# Start of Entries

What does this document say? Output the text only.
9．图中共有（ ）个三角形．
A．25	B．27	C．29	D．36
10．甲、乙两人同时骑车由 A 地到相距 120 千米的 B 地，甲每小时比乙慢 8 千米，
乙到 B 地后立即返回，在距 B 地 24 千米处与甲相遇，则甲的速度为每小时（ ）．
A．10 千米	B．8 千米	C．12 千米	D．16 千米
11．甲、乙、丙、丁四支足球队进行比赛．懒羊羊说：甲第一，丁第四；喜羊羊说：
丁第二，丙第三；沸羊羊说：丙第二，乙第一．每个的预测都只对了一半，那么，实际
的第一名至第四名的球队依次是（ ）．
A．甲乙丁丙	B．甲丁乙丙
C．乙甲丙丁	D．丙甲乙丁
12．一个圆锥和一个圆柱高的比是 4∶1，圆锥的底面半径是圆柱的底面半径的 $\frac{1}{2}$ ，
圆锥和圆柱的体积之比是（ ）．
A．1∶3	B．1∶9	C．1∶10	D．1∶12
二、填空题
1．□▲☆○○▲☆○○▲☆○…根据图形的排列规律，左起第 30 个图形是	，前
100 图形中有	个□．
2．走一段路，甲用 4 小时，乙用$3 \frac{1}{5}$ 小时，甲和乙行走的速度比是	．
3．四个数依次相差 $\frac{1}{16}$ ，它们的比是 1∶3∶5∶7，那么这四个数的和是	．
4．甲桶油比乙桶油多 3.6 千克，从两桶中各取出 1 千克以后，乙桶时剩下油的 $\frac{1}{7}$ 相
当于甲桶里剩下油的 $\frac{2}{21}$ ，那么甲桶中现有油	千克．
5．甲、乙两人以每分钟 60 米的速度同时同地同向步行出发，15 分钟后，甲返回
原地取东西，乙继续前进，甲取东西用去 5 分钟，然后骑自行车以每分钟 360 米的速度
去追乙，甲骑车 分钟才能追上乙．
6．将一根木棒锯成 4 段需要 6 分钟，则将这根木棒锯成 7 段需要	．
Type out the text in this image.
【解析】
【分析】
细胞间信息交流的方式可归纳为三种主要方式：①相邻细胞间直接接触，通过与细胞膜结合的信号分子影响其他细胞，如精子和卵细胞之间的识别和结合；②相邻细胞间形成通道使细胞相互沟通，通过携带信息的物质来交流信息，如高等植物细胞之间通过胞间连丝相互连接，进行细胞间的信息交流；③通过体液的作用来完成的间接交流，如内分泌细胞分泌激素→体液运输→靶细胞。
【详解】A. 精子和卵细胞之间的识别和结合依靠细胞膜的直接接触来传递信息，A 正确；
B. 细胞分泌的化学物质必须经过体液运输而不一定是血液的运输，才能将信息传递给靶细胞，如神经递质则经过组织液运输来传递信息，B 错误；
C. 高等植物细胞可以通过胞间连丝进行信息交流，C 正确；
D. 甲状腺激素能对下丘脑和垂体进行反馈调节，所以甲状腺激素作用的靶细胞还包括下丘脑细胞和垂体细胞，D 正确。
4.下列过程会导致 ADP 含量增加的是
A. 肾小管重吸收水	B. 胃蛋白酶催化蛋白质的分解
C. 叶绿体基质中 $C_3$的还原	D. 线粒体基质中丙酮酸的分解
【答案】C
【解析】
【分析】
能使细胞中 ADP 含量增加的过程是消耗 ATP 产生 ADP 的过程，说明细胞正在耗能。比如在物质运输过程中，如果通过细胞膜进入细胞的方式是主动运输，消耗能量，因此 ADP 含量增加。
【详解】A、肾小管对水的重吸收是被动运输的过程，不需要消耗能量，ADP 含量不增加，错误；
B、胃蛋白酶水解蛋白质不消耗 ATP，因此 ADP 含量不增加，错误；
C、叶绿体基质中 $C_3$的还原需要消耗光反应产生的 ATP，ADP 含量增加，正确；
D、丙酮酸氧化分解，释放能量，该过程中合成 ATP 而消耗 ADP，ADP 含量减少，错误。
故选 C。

# End of Entries

From the listing above, return each line with the word "叶绿体基质中".

C. 叶绿体基质中 $C_3$的还原	D. 线粒体基质中丙酮酸的分解
C、叶绿体基质中 $C_3$的还原需要消耗光反应产生的 ATP，ADP 含量增加，正确；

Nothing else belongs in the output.